[GIVEN EXERCISE]
Write out all lines holding the word "text".

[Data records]
########################################

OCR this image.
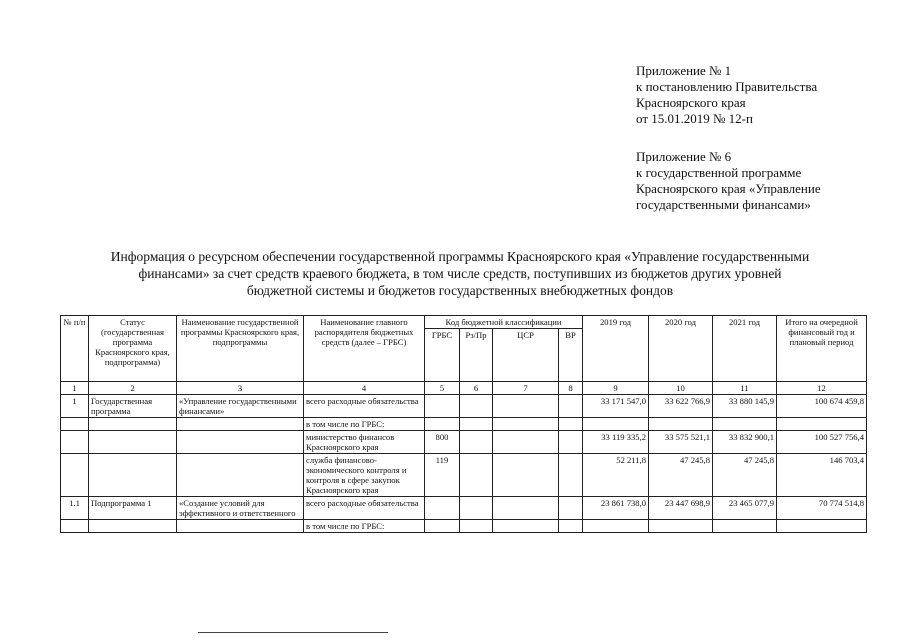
Приложение № 1
к постановлению Правительства
Красноярского края
от 15.01.2019 № 12-п
Приложение № 6
к государственной программе
Красноярского края «Управление
государственными финансами»
Информация о ресурсном обеспечении государственной программы Красноярского края «Управление государственными
финансами» за счет средств краевого бюджета, в том числе средств, поступивших из бюджетов других уровней
бюджетной системы и бюджетов государственных внебюджетных фондов
№ п/п	Статус (государственная программа Красноярского края, подпрограмма)	Наименование государственной программы Красноярского края, подпрограммы	Наименование главного распорядителя бюджетных средств (далее – ГРБС)	Код бюджетной классификации				2019 год	2020 год	2021 год	Итого на очередной финансовый год и плановый период
				ГРБС	Рз/Пр	ЦСР	ВР				
1	2	3	4	5	6	7	8	9	10	11	12
1	Государственная программа	«Управление государственными финансами»	всего расходные обязательства					33 171 547,0	33 622 766,9	33 880 145,9	100 674 459,8
			в том числе по ГРБС:								
			министерство финансов Красноярского края	800				33 119 335,2	33 575 521,1	33 832 900,1	100 527 756,4
			служба финансово-экономического контроля и контроля в сфере закупок Красноярского края	119				52 211,8	47 245,8	47 245,8	146 703,4
1.1	Подпрограмма 1	«Создание условий для эффективного и ответственного	всего расходные обязательства					23 861 738,0	23 447 698,9	23 465 077,9	70 774 514,8
			в том числе по ГРБС:								
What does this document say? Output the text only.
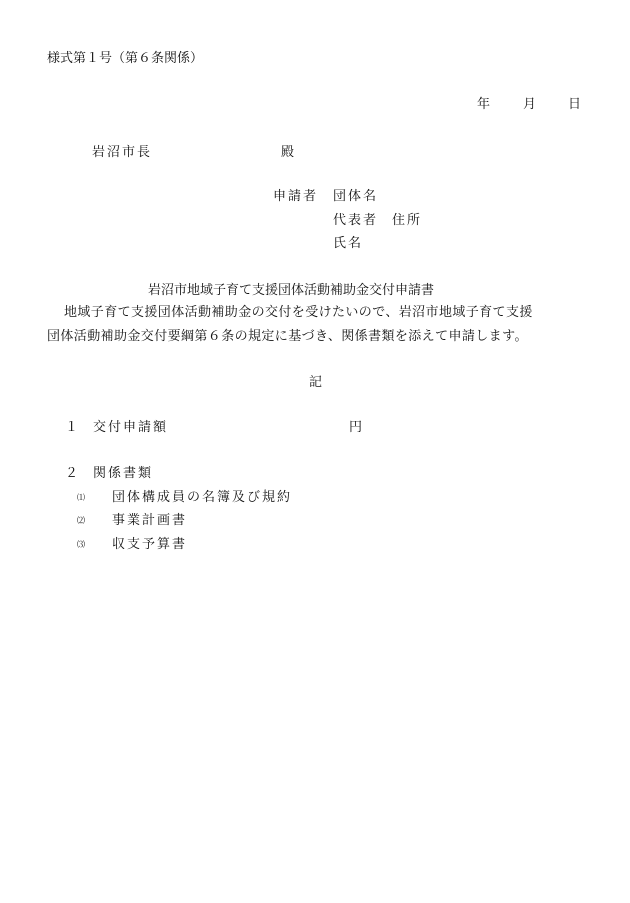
様式第１号（第６条関係）
年	月 日
岩沼市長	殿
申請者 団体名
代表者 住所
氏名
岩沼市地域子育て支援団体活動補助金交付申請書
地域子育て支援団体活動補助金の交付を受けたいので、岩沼市地域子育て支援
団体活動補助金交付要綱第６条の規定に基づき、関係書類を添えて申請します。
記
１ 交付申請額	円
２ 関係書類
⑴ 団体構成員の名簿及び規約
⑵ 事業計画書
⑶ 収支予算書
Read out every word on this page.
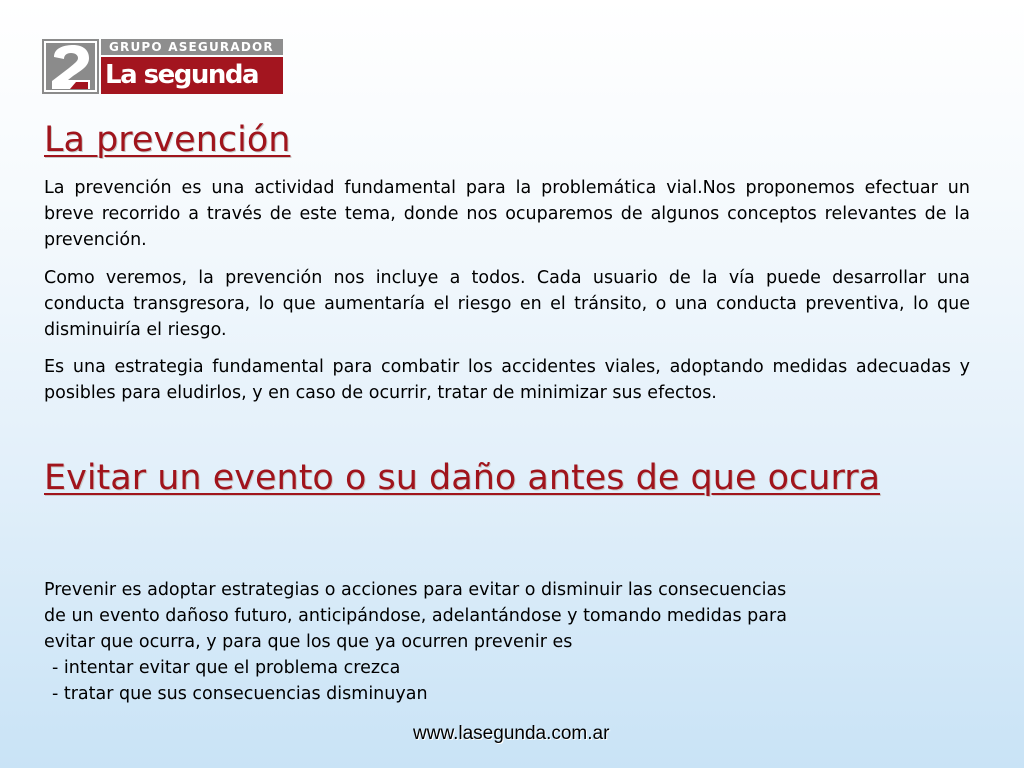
GRUPO ASEGURADOR
La segunda
La prevención

La prevención es una actividad fundamental para la problemática vial.Nos proponemos efectuar un breve recorrido a través de este tema, donde nos ocuparemos de algunos conceptos relevantes de la prevención.

Como veremos, la prevención nos incluye a todos. Cada usuario de la vía puede desarrollar una conducta transgresora, lo que aumentaría el riesgo en el tránsito, o una conducta preventiva, lo que disminuiría el riesgo.

Es una estrategia fundamental para combatir los accidentes viales, adoptando medidas adecuadas y posibles para eludirlos, y en caso de ocurrir, tratar de minimizar sus efectos.

Evitar un evento o su daño antes de que ocurra

Prevenir es adoptar estrategias o acciones para evitar o disminuir las consecuencias

de un evento dañoso futuro, anticipándose, adelantándose y tomando medidas para

evitar que ocurra, y para que los que ya ocurren prevenir es

- intentar evitar que el problema crezca

- tratar que sus consecuencias disminuyan

www.lasegunda.com.ar
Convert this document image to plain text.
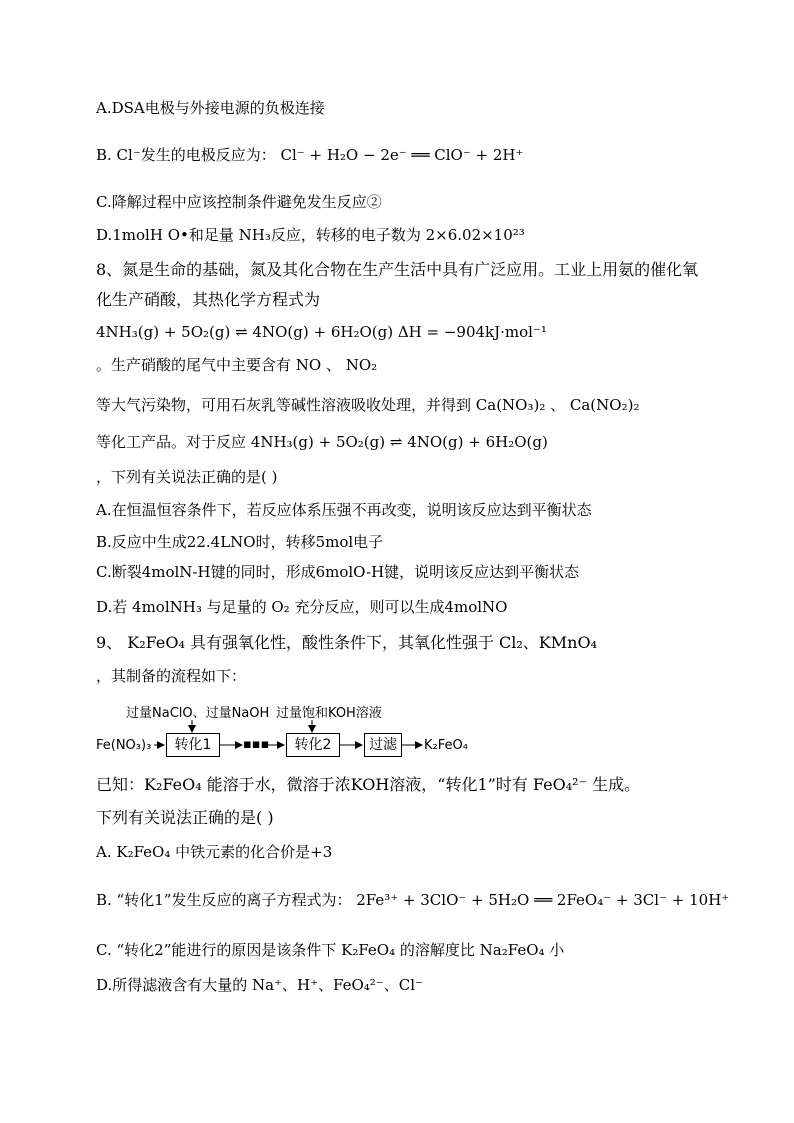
A.DSA电极与外接电源的负极连接
B. Cl⁻发生的电极反应为： Cl⁻ + H₂O − 2e⁻ ══ ClO⁻ + 2H⁺
C.降解过程中应该控制条件避免发生反应②
D.1molH O•和足量 NH₃反应，转移的电子数为 2×6.02×10²³
8、氮是生命的基础，氮及其化合物在生产生活中具有广泛应用。工业上用氨的催化氧
化生产硝酸，其热化学方程式为
4NH₃(g) + 5O₂(g) ⇌ 4NO(g) + 6H₂O(g) ΔH = −904kJ·mol⁻¹
。生产硝酸的尾气中主要含有 NO 、 NO₂
等大气污染物，可用石灰乳等碱性溶液吸收处理，并得到 Ca(NO₃)₂ 、 Ca(NO₂)₂
等化工产品。对于反应 4NH₃(g) + 5O₂(g) ⇌ 4NO(g) + 6H₂O(g)
，下列有关说法正确的是( )
A.在恒温恒容条件下，若反应体系压强不再改变，说明该反应达到平衡状态
B.反应中生成22.4LNO时，转移5mol电子
C.断裂4molN-H键的同时，形成6molO-H键，说明该反应达到平衡状态
D.若 4molNH₃ 与足量的 O₂ 充分反应，则可以生成4molNO
9、 K₂FeO₄ 具有强氧化性，酸性条件下，其氧化性强于 Cl₂、KMnO₄
，其制备的流程如下：
过量NaClO、过量NaOH 过量饱和KOH溶液
Fe(NO₃)₃	转化1	▪▪▪	转化2	过滤	K₂FeO₄
已知：K₂FeO₄ 能溶于水，微溶于浓KOH溶液，“转化1”时有 FeO₄²⁻ 生成。
下列有关说法正确的是( )
A. K₂FeO₄ 中铁元素的化合价是+3
B. “转化1”发生反应的离子方程式为： 2Fe³⁺ + 3ClO⁻ + 5H₂O ══ 2FeO₄⁻ + 3Cl⁻ + 10H⁺
C. “转化2”能进行的原因是该条件下 K₂FeO₄ 的溶解度比 Na₂FeO₄ 小
D.所得滤液含有大量的 Na⁺、H⁺、FeO₄²⁻、Cl⁻
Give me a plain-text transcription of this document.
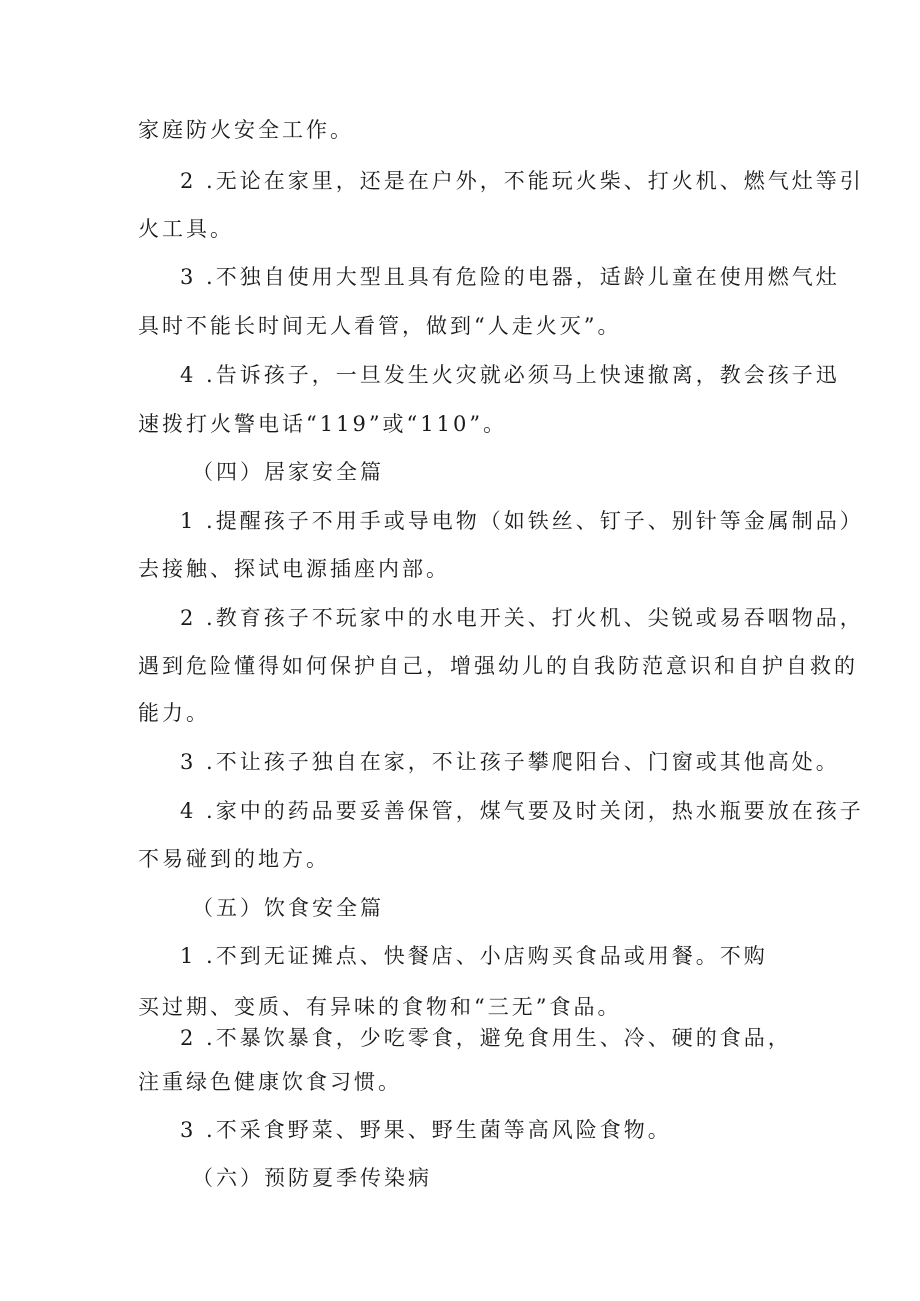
家庭防火安全工作。
2 .无论在家里，还是在户外，不能玩火柴、打火机、燃气灶等引
火工具。
3 .不独自使用大型且具有危险的电器，适龄儿童在使用燃气灶
具时不能长时间无人看管，做到“人走火灭”。
4 .告诉孩子，一旦发生火灾就必须马上快速撤离，教会孩子迅
速拨打火警电话“119”或“110”。
（四）居家安全篇
1 .提醒孩子不用手或导电物（如铁丝、钉子、别针等金属制品）
去接触、探试电源插座内部。
2 .教育孩子不玩家中的水电开关、打火机、尖锐或易吞咽物品，
遇到危险懂得如何保护自己，增强幼儿的自我防范意识和自护自救的
能力。
3 .不让孩子独自在家，不让孩子攀爬阳台、门窗或其他高处。
4 .家中的药品要妥善保管，煤气要及时关闭，热水瓶要放在孩子
不易碰到的地方。
（五）饮食安全篇
1 .不到无证摊点、快餐店、小店购买食品或用餐。不购
买过期、变质、有异味的食物和“三无”食品。
2 .不暴饮暴食，少吃零食，避免食用生、冷、硬的食品，
注重绿色健康饮食习惯。
3 .不采食野菜、野果、野生菌等高风险食物。
（六）预防夏季传染病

########################################

[WRITTEN RESPONSE]
What does this document say? Output the text only.
Convert this document image to plain text.
Give me a plain-text transcription of this document.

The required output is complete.